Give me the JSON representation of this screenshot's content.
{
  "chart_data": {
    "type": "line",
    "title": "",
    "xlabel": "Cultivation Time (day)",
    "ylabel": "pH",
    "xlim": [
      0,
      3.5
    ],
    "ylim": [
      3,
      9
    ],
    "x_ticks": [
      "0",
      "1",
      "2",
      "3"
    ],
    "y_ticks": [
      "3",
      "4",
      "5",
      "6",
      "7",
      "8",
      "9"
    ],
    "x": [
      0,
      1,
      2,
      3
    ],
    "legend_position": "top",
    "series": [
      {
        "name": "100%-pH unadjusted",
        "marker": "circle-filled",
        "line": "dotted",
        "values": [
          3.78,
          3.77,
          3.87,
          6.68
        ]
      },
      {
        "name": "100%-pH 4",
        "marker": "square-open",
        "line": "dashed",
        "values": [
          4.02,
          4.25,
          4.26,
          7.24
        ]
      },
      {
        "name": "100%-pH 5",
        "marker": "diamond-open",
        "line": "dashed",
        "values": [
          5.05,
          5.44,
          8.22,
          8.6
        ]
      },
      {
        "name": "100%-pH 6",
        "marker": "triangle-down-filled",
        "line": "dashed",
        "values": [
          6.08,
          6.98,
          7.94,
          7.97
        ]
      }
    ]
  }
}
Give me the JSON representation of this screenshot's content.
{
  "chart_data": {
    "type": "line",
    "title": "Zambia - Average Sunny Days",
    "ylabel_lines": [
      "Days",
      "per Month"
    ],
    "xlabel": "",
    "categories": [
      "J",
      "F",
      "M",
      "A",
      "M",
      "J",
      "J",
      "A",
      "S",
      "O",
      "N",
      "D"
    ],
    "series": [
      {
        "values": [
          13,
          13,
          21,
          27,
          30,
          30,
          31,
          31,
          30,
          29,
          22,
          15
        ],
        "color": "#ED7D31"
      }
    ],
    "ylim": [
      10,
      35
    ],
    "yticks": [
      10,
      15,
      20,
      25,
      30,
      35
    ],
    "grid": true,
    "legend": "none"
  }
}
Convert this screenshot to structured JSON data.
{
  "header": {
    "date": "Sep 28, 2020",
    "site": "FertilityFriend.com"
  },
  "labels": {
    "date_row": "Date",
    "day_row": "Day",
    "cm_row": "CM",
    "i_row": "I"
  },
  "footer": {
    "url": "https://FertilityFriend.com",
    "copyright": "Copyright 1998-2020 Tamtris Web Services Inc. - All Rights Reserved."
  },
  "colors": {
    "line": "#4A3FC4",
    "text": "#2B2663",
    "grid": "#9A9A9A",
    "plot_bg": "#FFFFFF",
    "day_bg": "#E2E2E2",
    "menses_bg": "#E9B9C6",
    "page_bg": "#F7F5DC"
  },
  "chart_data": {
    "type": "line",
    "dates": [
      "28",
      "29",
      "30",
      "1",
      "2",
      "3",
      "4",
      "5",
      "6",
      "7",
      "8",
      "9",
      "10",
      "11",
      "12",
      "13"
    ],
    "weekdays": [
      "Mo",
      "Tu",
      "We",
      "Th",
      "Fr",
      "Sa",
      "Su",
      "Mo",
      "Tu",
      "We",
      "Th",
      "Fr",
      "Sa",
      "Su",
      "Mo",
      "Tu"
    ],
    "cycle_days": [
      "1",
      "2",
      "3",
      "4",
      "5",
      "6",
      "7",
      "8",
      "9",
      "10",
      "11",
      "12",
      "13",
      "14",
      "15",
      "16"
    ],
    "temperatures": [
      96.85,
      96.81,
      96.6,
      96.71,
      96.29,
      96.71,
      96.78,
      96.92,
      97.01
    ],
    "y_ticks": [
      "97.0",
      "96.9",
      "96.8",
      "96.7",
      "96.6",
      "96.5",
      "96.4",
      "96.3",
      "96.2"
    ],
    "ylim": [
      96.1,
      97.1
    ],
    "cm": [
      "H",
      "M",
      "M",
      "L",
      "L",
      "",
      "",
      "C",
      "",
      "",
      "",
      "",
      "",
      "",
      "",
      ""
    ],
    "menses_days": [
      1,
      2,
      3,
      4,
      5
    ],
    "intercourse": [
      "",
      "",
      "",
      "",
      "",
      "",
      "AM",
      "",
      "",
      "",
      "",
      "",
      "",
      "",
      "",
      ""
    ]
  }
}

━━━━

▶ _Request_
Return the entries above exactly, each one complete.

▶ _Written reply_
Give me the JSON representation of this screenshot's content.
{
  "chart_data": {
    "type": "line",
    "title": "",
    "xlabel": "Cultivation Time (day)",
    "ylabel": "pH",
    "xlim": [
      0,
      3.5
    ],
    "ylim": [
      3,
      9
    ],
    "x_ticks": [
      "0",
      "1",
      "2",
      "3"
    ],
    "y_ticks": [
      "3",
      "4",
      "5",
      "6",
      "7",
      "8",
      "9"
    ],
    "x": [
      0,
      1,
      2,
      3
    ],
    "legend_position": "top",
    "series": [
      {
        "name": "100%-pH unadjusted",
        "marker": "circle-filled",
        "line": "dotted",
        "values": [
          3.78,
          3.77,
          3.87,
          6.68
        ]
      },
      {
        "name": "100%-pH 4",
        "marker": "square-open",
        "line": "dashed",
        "values": [
          4.02,
          4.25,
          4.26,
          7.24
        ]
      },
      {
        "name": "100%-pH 5",
        "marker": "diamond-open",
        "line": "dashed",
        "values": [
          5.05,
          5.44,
          8.22,
          8.6
        ]
      },
      {
        "name": "100%-pH 6",
        "marker": "triangle-down-filled",
        "line": "dashed",
        "values": [
          6.08,
          6.98,
          7.94,
          7.97
        ]
      }
    ]
  }
}
Give me the JSON representation of this screenshot's content.
{
  "chart_data": {
    "type": "line",
    "title": "Zambia - Average Sunny Days",
    "ylabel_lines": [
      "Days",
      "per Month"
    ],
    "xlabel": "",
    "categories": [
      "J",
      "F",
      "M",
      "A",
      "M",
      "J",
      "J",
      "A",
      "S",
      "O",
      "N",
      "D"
    ],
    "series": [
      {
        "values": [
          13,
          13,
          21,
          27,
          30,
          30,
          31,
          31,
          30,
          29,
          22,
          15
        ],
        "color": "#ED7D31"
      }
    ],
    "ylim": [
      10,
      35
    ],
    "yticks": [
      10,
      15,
      20,
      25,
      30,
      35
    ],
    "grid": true,
    "legend": "none"
  }
}
Convert this screenshot to structured JSON data.
{
  "header": {
    "date": "Sep 28, 2020",
    "site": "FertilityFriend.com"
  },
  "labels": {
    "date_row": "Date",
    "day_row": "Day",
    "cm_row": "CM",
    "i_row": "I"
  },
  "footer": {
    "url": "https://FertilityFriend.com",
    "copyright": "Copyright 1998-2020 Tamtris Web Services Inc. - All Rights Reserved."
  },
  "colors": {
    "line": "#4A3FC4",
    "text": "#2B2663",
    "grid": "#9A9A9A",
    "plot_bg": "#FFFFFF",
    "day_bg": "#E2E2E2",
    "menses_bg": "#E9B9C6",
    "page_bg": "#F7F5DC"
  },
  "chart_data": {
    "type": "line",
    "dates": [
      "28",
      "29",
      "30",
      "1",
      "2",
      "3",
      "4",
      "5",
      "6",
      "7",
      "8",
      "9",
      "10",
      "11",
      "12",
      "13"
    ],
    "weekdays": [
      "Mo",
      "Tu",
      "We",
      "Th",
      "Fr",
      "Sa",
      "Su",
      "Mo",
      "Tu",
      "We",
      "Th",
      "Fr",
      "Sa",
      "Su",
      "Mo",
      "Tu"
    ],
    "cycle_days": [
      "1",
      "2",
      "3",
      "4",
      "5",
      "6",
      "7",
      "8",
      "9",
      "10",
      "11",
      "12",
      "13",
      "14",
      "15",
      "16"
    ],
    "temperatures": [
      96.85,
      96.81,
      96.6,
      96.71,
      96.29,
      96.71,
      96.78,
      96.92,
      97.01
    ],
    "y_ticks": [
      "97.0",
      "96.9",
      "96.8",
      "96.7",
      "96.6",
      "96.5",
      "96.4",
      "96.3",
      "96.2"
    ],
    "ylim": [
      96.1,
      97.1
    ],
    "cm": [
      "H",
      "M",
      "M",
      "L",
      "L",
      "",
      "",
      "C",
      "",
      "",
      "",
      "",
      "",
      "",
      "",
      ""
    ],
    "menses_days": [
      1,
      2,
      3,
      4,
      5
    ],
    "intercourse": [
      "",
      "",
      "",
      "",
      "",
      "",
      "AM",
      "",
      "",
      "",
      "",
      "",
      "",
      "",
      "",
      ""
    ]
  }
}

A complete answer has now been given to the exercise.